-- START Record set --

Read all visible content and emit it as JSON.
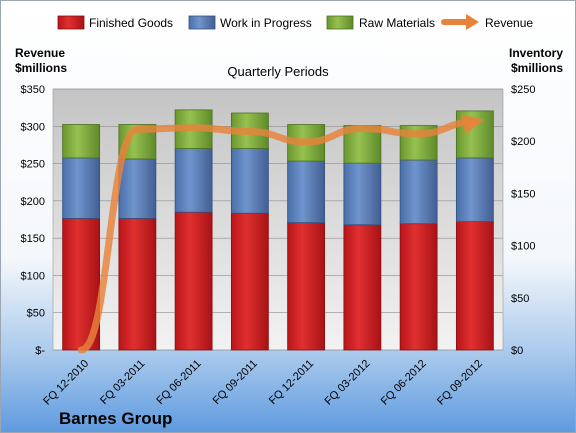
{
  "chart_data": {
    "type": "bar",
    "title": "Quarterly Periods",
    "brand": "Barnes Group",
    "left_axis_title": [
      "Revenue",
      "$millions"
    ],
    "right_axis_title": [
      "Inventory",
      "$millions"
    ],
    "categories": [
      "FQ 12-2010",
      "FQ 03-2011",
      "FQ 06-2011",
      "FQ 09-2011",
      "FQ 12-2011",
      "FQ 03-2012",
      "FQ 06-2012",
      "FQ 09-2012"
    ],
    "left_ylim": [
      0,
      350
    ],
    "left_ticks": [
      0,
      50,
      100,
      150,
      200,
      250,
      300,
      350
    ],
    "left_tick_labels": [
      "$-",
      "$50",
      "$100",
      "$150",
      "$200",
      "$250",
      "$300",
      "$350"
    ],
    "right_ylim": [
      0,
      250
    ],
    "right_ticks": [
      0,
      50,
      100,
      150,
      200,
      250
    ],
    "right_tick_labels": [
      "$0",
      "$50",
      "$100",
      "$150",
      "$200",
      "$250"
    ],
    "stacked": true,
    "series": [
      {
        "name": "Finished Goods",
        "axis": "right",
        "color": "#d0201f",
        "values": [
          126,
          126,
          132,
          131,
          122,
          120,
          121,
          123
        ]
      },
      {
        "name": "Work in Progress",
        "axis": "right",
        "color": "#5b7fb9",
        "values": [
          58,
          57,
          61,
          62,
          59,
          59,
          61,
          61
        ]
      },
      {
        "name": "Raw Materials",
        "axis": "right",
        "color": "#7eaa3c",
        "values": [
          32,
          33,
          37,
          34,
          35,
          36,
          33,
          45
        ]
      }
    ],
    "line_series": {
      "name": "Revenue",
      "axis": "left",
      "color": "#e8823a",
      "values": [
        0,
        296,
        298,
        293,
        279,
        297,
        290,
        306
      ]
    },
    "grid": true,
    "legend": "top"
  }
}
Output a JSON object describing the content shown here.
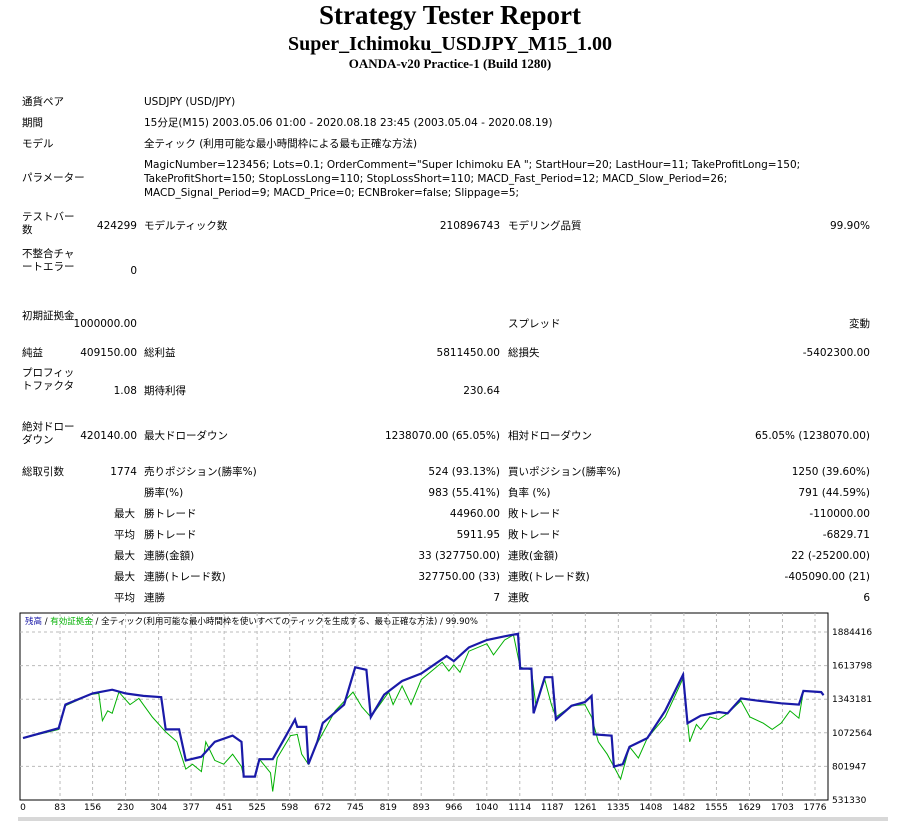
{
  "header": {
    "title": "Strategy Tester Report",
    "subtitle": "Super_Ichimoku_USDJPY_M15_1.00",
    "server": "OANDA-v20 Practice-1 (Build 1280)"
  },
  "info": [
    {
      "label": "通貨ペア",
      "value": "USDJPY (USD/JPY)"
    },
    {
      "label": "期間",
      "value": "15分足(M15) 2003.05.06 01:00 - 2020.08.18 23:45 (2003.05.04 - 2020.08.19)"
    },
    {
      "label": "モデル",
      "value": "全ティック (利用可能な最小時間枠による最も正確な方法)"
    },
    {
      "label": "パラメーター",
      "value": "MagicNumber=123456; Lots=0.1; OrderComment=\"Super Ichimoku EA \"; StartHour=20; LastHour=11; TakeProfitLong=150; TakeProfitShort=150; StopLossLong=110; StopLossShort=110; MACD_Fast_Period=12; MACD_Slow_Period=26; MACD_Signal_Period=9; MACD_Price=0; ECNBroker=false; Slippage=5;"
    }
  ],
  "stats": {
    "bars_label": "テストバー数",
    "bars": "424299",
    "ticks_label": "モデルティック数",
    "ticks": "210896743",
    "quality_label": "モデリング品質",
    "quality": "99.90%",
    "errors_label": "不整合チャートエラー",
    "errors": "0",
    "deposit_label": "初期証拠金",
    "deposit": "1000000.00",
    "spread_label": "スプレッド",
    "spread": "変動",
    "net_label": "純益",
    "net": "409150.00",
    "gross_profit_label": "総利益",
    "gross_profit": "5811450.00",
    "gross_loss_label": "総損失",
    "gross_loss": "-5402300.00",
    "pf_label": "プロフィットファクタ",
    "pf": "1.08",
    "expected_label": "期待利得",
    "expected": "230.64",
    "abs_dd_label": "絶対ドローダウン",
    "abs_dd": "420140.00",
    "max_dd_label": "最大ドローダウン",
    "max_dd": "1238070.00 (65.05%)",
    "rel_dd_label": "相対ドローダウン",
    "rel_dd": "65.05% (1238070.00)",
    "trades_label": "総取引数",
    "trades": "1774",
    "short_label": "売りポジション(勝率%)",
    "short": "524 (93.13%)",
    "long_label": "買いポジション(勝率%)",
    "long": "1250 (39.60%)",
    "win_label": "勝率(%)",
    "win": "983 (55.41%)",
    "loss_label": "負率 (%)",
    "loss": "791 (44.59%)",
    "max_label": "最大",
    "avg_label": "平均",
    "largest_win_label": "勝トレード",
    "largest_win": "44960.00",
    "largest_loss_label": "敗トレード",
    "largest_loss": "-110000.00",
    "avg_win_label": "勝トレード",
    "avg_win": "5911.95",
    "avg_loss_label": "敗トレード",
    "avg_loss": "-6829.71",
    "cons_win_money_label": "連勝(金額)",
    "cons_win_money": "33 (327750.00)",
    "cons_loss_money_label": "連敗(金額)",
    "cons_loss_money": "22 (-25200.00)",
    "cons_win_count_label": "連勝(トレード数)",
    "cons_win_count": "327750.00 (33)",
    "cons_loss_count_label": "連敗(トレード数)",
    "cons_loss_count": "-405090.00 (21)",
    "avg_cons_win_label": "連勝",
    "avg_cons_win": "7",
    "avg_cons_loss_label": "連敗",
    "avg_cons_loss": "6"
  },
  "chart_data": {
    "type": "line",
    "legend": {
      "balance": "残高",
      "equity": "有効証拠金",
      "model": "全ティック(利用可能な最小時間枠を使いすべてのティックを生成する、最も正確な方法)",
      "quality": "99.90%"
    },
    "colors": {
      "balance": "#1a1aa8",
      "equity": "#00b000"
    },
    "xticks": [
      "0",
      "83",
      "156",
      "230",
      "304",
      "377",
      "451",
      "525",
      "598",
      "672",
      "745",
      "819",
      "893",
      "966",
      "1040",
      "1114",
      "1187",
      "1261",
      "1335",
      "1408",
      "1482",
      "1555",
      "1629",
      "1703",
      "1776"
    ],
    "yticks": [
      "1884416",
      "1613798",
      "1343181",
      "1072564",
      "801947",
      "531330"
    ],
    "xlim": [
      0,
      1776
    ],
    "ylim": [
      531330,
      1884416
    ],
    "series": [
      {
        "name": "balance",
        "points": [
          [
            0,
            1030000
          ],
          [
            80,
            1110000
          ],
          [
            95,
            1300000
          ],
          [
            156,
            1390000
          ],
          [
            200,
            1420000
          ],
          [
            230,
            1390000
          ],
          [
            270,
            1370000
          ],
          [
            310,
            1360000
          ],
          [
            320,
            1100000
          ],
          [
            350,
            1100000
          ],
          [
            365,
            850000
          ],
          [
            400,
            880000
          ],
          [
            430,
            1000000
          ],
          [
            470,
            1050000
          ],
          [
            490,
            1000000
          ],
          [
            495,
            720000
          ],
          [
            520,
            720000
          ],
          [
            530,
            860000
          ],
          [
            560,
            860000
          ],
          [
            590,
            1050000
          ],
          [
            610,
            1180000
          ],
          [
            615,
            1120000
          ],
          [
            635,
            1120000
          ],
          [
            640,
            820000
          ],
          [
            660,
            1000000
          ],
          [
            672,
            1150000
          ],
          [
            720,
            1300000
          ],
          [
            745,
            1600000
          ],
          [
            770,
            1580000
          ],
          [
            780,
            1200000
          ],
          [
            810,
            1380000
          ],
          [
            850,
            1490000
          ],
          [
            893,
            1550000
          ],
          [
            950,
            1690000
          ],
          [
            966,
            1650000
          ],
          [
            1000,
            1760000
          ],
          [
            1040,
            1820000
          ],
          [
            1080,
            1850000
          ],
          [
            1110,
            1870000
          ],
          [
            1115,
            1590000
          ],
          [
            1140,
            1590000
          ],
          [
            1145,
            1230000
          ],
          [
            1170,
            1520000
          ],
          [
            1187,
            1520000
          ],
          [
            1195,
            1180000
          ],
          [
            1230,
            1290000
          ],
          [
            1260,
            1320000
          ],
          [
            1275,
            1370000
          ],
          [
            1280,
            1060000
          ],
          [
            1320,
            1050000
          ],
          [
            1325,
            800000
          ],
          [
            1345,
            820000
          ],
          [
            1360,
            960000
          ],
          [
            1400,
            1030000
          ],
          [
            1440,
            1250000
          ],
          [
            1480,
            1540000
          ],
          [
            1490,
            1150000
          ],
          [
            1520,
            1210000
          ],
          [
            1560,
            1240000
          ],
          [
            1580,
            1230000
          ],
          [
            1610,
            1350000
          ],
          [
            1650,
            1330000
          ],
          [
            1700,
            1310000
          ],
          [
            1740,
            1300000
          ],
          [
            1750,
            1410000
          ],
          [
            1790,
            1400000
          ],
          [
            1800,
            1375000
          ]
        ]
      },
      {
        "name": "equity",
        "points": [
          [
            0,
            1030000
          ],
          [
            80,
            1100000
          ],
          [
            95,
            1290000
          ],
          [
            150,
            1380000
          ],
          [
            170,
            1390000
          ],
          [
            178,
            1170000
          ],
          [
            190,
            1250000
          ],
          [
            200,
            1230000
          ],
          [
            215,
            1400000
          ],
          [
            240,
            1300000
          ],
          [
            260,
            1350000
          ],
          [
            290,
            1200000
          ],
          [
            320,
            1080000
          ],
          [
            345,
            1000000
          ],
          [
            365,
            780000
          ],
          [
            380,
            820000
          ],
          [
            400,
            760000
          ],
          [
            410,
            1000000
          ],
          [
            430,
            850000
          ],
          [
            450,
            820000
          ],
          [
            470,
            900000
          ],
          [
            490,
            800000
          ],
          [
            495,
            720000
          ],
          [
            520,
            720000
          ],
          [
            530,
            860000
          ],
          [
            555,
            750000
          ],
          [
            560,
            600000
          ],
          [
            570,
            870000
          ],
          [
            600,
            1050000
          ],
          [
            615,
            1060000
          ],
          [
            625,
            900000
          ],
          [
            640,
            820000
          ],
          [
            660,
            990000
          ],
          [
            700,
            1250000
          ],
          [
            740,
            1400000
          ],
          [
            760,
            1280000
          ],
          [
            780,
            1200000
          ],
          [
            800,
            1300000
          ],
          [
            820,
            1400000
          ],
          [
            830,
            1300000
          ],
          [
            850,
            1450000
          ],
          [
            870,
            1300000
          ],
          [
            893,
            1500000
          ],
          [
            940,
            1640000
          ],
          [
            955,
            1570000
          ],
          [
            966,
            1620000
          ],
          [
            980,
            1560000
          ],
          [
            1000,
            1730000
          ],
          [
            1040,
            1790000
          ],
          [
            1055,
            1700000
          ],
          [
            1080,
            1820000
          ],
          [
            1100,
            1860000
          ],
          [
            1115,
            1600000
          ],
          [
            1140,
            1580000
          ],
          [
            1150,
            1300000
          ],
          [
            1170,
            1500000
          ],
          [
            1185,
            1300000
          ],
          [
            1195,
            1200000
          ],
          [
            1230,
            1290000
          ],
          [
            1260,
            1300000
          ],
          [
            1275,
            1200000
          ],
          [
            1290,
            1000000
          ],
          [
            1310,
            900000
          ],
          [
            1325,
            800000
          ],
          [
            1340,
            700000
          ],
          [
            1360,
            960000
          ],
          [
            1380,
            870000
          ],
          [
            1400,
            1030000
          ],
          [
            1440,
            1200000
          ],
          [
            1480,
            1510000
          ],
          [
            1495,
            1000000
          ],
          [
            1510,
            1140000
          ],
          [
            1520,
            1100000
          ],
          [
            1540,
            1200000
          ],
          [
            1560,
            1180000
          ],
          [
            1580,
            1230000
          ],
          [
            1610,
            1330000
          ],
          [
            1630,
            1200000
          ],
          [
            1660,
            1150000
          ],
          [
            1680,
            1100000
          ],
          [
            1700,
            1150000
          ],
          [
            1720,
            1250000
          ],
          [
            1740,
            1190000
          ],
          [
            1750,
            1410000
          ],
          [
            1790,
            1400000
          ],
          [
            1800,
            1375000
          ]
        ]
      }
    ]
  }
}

-- END Record set --

▶ _Exercise prompt_
Look through the entries above; copy each line where the string "equity" appears.

▶ _Problem solution_
      "equity": "有効証拠金",
      "equity": "#00b000"
        "name": "equity",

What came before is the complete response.